Task brief:
Copy out each line in the material below that has the word "this".

Raw records
★ ★ ★

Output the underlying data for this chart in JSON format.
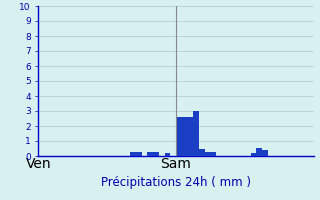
{
  "title": "Précipitations 24h ( mm )",
  "background_color": "#d8f0f0",
  "bar_color": "#1a3fc4",
  "grid_color": "#b0c8c8",
  "axis_color": "#0000cc",
  "text_color": "#0000aa",
  "ylim": [
    0,
    10
  ],
  "yticks": [
    0,
    1,
    2,
    3,
    4,
    5,
    6,
    7,
    8,
    9,
    10
  ],
  "n_bars": 48,
  "day_labels": [
    {
      "label": "Ven",
      "x": 0
    },
    {
      "label": "Sam",
      "x": 24
    }
  ],
  "day_line_x": 24,
  "bar_values": [
    0,
    0,
    0,
    0,
    0,
    0,
    0,
    0,
    0,
    0,
    0,
    0,
    0,
    0,
    0,
    0,
    0.3,
    0.3,
    0,
    0.3,
    0.3,
    0,
    0.2,
    0,
    2.6,
    2.6,
    2.6,
    3.0,
    0.5,
    0.3,
    0.25,
    0,
    0,
    0,
    0,
    0,
    0,
    0.2,
    0.55,
    0.4,
    0,
    0,
    0,
    0,
    0,
    0,
    0,
    0
  ],
  "xlim": [
    0,
    48
  ],
  "title_fontsize": 8.5,
  "tick_fontsize": 6.5,
  "label_fontsize": 7.5
}
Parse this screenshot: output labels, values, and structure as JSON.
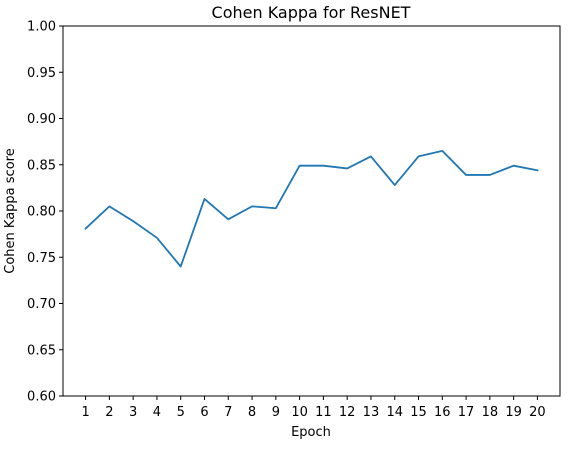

★ ★ ★

The response:
Output the underlying data for this chart in JSON format.
Parse this screenshot: output labels, values, and structure as JSON.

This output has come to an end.